**Task description**
Please report every line from the material that contains the word "this".

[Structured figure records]
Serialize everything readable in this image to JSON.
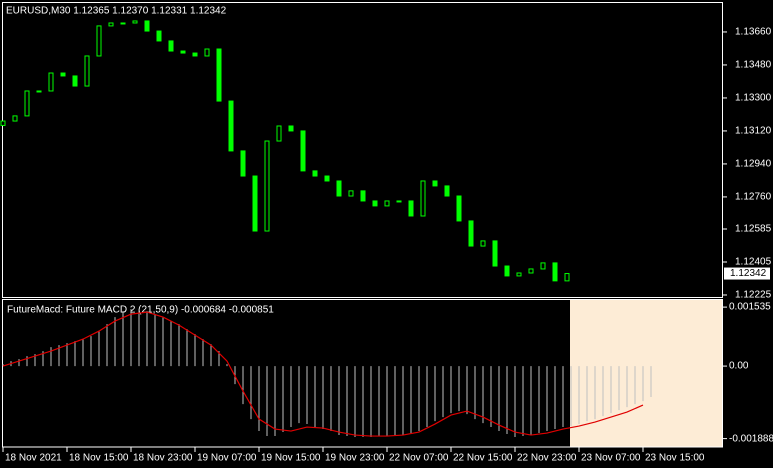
{
  "chart_data": [
    {
      "type": "candlestick",
      "title": "EURUSD,M30  1.12365 1.12370 1.12331 1.12342",
      "color": "#00ff00",
      "x": [
        0,
        3,
        6,
        9,
        12,
        15,
        18,
        21,
        24,
        27,
        30,
        33,
        36,
        39,
        42,
        45,
        48,
        51,
        54,
        57,
        60,
        63,
        66,
        69,
        72,
        75,
        78,
        81,
        84,
        87,
        90,
        93,
        96,
        99,
        102,
        105,
        108,
        111,
        114,
        117,
        120,
        123,
        126,
        129,
        132,
        135,
        138,
        141
      ],
      "open": [
        1.1315,
        1.13174,
        1.13202,
        1.13338,
        1.13338,
        1.13436,
        1.1342,
        1.13365,
        1.13529,
        1.13693,
        1.13709,
        1.13709,
        1.1372,
        1.13665,
        1.13611,
        1.13556,
        1.13545,
        1.13529,
        1.13567,
        1.13283,
        1.13011,
        1.12874,
        1.12574,
        1.13065,
        1.13147,
        1.1312,
        1.12902,
        1.12874,
        1.12847,
        1.12765,
        1.12793,
        1.12738,
        1.12711,
        1.12738,
        1.12738,
        1.12656,
        1.12847,
        1.1282,
        1.12765,
        1.12629,
        1.12492,
        1.1252,
        1.12383,
        1.12329,
        1.12345,
        1.12367,
        1.124,
        1.12302
      ],
      "close": [
        1.13174,
        1.13202,
        1.13338,
        1.13338,
        1.13436,
        1.1342,
        1.13365,
        1.13529,
        1.13693,
        1.13709,
        1.13709,
        1.1372,
        1.13665,
        1.13611,
        1.13556,
        1.13545,
        1.13529,
        1.13567,
        1.13283,
        1.13011,
        1.12874,
        1.12574,
        1.13065,
        1.13147,
        1.1312,
        1.12902,
        1.12874,
        1.12847,
        1.12765,
        1.12793,
        1.12738,
        1.12711,
        1.12738,
        1.12738,
        1.12656,
        1.12847,
        1.1282,
        1.12765,
        1.12629,
        1.12492,
        1.1252,
        1.12383,
        1.12329,
        1.12345,
        1.12367,
        1.124,
        1.12302,
        1.12342
      ],
      "current_price_label": "1.12342",
      "xlim": [
        0,
        180
      ],
      "ylim": [
        1.12214,
        1.13818
      ],
      "yticks": [
        {
          "value": 1.1366,
          "label": "1.13660"
        },
        {
          "value": 1.1348,
          "label": "1.13480"
        },
        {
          "value": 1.133,
          "label": "1.13300"
        },
        {
          "value": 1.1312,
          "label": "1.13120"
        },
        {
          "value": 1.1294,
          "label": "1.12940"
        },
        {
          "value": 1.1276,
          "label": "1.12760"
        },
        1.12585,
        1.12405,
        1.12225
      ]
    },
    {
      "type": "macd",
      "title": "FutureMacd: Future MACD 2 (21,50,9) -0.000684 -0.000851",
      "color": "#c0c0c0",
      "x": [
        0,
        2,
        4,
        6,
        8,
        10,
        12,
        14,
        16,
        18,
        20,
        22,
        24,
        26,
        28,
        30,
        32,
        34,
        36,
        38,
        40,
        42,
        44,
        46,
        48,
        50,
        52,
        54,
        56,
        58,
        60,
        62,
        64,
        66,
        68,
        70,
        72,
        74,
        76,
        78,
        80,
        82,
        84,
        86,
        88,
        90,
        92,
        94,
        96,
        98,
        100,
        102,
        104,
        106,
        108,
        110,
        112,
        114,
        116,
        118,
        120,
        122,
        124,
        126,
        128,
        130,
        132,
        134,
        136,
        138,
        140,
        142,
        144,
        146,
        148,
        150,
        152,
        154,
        156,
        158,
        160,
        162
      ],
      "values": [
        5.2e-05,
        0.00013,
        0.000182,
        0.00026,
        0.000312,
        0.00039,
        0.000494,
        0.000546,
        0.000598,
        0.00065,
        0.000702,
        0.00078,
        0.000911,
        0.001093,
        0.001275,
        0.001431,
        0.001483,
        0.001483,
        0.001431,
        0.001353,
        0.001275,
        0.001171,
        0.001093,
        0.000963,
        0.000832,
        0.000702,
        0.000572,
        0.00039,
        5.2e-05,
        -0.000468,
        -0.000989,
        -0.001379,
        -0.001691,
        -0.001821,
        -0.001821,
        -0.001717,
        -0.001587,
        -0.001483,
        -0.001509,
        -0.001587,
        -0.001639,
        -0.001691,
        -0.001795,
        -0.001821,
        -0.001847,
        -0.001847,
        -0.001847,
        -0.001821,
        -0.001821,
        -0.001795,
        -0.001795,
        -0.001769,
        -0.001691,
        -0.001587,
        -0.001431,
        -0.001327,
        -0.001223,
        -0.001171,
        -0.001249,
        -0.001379,
        -0.001483,
        -0.001587,
        -0.001691,
        -0.001769,
        -0.001847,
        -0.001821,
        -0.001795,
        -0.001743,
        -0.001691,
        -0.001639,
        -0.001587,
        -0.001561,
        -0.001509,
        -0.001431,
        -0.001379,
        -0.001301,
        -0.001223,
        -0.001145,
        -0.001067,
        -0.000989,
        -0.000911,
        -0.000806
      ],
      "signal": {
        "color": "#e00000",
        "x": [
          0,
          4,
          8,
          12,
          16,
          20,
          24,
          28,
          32,
          36,
          40,
          44,
          48,
          52,
          56,
          60,
          64,
          68,
          72,
          76,
          80,
          84,
          88,
          92,
          96,
          100,
          104,
          108,
          112,
          116,
          120,
          124,
          128,
          132,
          136,
          140,
          144,
          148,
          152,
          156,
          160
        ],
        "values": [
          0,
          0.00013,
          0.00026,
          0.00039,
          0.000546,
          0.000702,
          0.000911,
          0.001171,
          0.001353,
          0.001405,
          0.001275,
          0.001067,
          0.000806,
          0.000546,
          0.00013,
          -0.00065,
          -0.001379,
          -0.001639,
          -0.001691,
          -0.001587,
          -0.001613,
          -0.001717,
          -0.001795,
          -0.001821,
          -0.001821,
          -0.001795,
          -0.001717,
          -0.001509,
          -0.001275,
          -0.001171,
          -0.001327,
          -0.001535,
          -0.001717,
          -0.001795,
          -0.001743,
          -0.001639,
          -0.001561,
          -0.001457,
          -0.001327,
          -0.001197,
          -0.001015
        ]
      },
      "xlim": [
        0,
        180
      ],
      "ylim": [
        -0.00208,
        0.00172
      ],
      "yticks": [
        0.001535,
        {
          "value": 0,
          "label": "0.00"
        },
        -0.001888
      ],
      "xticks": [
        {
          "value": 0,
          "label": "18 Nov 2021"
        },
        {
          "value": 16,
          "label": "18 Nov 15:00"
        },
        {
          "value": 32,
          "label": "18 Nov 23:00"
        },
        {
          "value": 48,
          "label": "19 Nov 07:00"
        },
        {
          "value": 64,
          "label": "19 Nov 15:00"
        },
        {
          "value": 80,
          "label": "19 Nov 23:00"
        },
        {
          "value": 96,
          "label": "22 Nov 07:00"
        },
        {
          "value": 112,
          "label": "22 Nov 15:00"
        },
        {
          "value": 128,
          "label": "22 Nov 23:00"
        },
        {
          "value": 144,
          "label": "23 Nov 07:00"
        },
        {
          "value": 160,
          "label": "23 Nov 15:00"
        }
      ]
    }
  ]
}
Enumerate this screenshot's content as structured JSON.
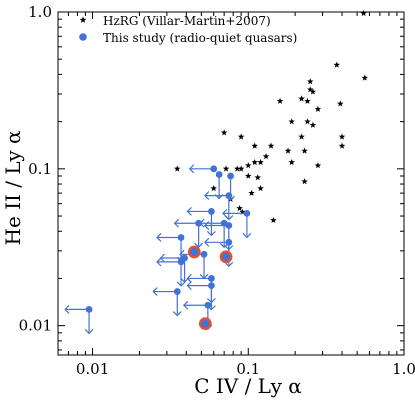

**Finished answer**
Serialize everything readable in this image to JSON.
Enumerate this screenshot's content as structured JSON.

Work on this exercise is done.